Requirements = Reproduce every entry below precisely. Pictures are excluded from the copy.

Given data =

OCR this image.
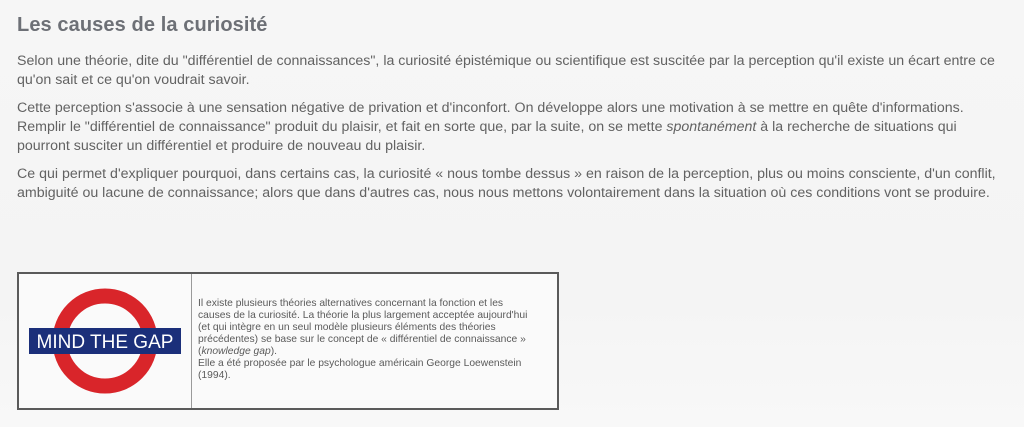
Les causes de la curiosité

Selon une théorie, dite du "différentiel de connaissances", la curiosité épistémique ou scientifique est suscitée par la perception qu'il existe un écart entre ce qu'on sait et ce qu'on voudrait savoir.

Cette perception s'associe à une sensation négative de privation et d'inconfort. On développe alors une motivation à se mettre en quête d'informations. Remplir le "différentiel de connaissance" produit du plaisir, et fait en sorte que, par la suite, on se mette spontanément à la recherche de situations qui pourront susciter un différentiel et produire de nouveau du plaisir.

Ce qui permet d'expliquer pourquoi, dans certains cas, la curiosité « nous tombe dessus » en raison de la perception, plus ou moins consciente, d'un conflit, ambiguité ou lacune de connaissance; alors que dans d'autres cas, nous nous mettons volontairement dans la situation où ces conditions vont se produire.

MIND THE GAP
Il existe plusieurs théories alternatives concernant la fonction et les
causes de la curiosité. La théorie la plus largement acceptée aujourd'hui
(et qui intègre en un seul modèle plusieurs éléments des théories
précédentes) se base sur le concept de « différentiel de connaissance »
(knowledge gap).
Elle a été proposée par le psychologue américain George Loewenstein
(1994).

In response =
OCR this image.
Les causes de la curiosité

Selon une théorie, dite du "différentiel de connaissances", la curiosité épistémique ou scientifique est suscitée par la perception qu'il existe un écart entre ce qu'on sait et ce qu'on voudrait savoir.

Cette perception s'associe à une sensation négative de privation et d'inconfort. On développe alors une motivation à se mettre en quête d'informations. Remplir le "différentiel de connaissance" produit du plaisir, et fait en sorte que, par la suite, on se mette spontanément à la recherche de situations qui pourront susciter un différentiel et produire de nouveau du plaisir.

Ce qui permet d'expliquer pourquoi, dans certains cas, la curiosité « nous tombe dessus » en raison de la perception, plus ou moins consciente, d'un conflit, ambiguité ou lacune de connaissance; alors que dans d'autres cas, nous nous mettons volontairement dans la situation où ces conditions vont se produire.

MIND THE GAP
Il existe plusieurs théories alternatives concernant la fonction et les
causes de la curiosité. La théorie la plus largement acceptée aujourd'hui
(et qui intègre en un seul modèle plusieurs éléments des théories
précédentes) se base sur le concept de « différentiel de connaissance »
(knowledge gap).
Elle a été proposée par le psychologue américain George Loewenstein
(1994).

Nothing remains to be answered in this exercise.